(Task):
Reply with nothing except the number of lines that contain the word "dają".

(Supplied entries):

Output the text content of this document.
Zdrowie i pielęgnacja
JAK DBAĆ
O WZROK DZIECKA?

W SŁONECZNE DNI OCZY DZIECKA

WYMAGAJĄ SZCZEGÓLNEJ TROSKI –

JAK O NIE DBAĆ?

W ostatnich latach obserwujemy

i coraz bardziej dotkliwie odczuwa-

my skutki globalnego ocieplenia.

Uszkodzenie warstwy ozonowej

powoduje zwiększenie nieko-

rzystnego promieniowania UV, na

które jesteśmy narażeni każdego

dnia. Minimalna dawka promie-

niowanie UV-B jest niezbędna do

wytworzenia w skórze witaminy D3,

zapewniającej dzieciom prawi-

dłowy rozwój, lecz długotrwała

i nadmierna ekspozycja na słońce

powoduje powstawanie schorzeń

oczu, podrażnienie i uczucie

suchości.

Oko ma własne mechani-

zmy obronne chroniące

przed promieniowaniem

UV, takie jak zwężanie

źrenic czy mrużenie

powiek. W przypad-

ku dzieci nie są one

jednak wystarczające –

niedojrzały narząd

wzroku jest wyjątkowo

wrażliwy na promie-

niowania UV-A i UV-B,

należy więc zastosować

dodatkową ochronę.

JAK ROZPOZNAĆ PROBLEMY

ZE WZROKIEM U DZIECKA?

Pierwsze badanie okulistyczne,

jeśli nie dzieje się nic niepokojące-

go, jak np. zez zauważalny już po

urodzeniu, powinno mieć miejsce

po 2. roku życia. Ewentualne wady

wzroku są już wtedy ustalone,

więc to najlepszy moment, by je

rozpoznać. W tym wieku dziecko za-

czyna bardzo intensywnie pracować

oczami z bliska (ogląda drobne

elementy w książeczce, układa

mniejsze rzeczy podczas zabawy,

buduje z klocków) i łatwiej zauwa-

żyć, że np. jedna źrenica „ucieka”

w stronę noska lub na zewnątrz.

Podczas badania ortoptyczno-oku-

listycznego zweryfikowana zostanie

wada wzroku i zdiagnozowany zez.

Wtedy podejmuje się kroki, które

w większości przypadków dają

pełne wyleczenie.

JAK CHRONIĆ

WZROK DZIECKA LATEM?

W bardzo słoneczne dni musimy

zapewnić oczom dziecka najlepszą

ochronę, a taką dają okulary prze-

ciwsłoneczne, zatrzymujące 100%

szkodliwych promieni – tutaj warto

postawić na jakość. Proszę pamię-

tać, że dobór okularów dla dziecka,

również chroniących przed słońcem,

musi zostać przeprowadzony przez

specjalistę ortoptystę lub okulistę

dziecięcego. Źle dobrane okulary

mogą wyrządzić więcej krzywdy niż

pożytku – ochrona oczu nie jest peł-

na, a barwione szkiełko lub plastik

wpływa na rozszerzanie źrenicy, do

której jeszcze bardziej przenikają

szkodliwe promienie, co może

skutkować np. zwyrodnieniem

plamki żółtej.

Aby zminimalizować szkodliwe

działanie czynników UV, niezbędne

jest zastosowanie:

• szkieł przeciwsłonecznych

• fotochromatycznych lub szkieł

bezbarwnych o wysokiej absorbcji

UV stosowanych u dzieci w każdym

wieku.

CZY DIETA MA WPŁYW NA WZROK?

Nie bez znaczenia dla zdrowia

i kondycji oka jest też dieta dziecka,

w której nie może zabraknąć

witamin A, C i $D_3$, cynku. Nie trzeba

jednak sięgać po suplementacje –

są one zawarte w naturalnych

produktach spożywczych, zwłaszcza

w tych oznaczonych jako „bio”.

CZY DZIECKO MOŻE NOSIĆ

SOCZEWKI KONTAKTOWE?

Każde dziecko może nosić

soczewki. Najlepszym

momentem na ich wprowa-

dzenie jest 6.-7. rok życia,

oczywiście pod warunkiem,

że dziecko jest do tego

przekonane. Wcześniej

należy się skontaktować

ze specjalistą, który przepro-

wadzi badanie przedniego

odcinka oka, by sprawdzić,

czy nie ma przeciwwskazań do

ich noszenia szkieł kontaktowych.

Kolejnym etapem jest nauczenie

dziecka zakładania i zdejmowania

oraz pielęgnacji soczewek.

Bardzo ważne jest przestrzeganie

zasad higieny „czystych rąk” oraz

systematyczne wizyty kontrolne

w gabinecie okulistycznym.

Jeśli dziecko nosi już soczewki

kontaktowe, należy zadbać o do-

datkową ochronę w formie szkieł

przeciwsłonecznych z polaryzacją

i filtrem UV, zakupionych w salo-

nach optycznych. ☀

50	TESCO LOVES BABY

(Finished answer):
2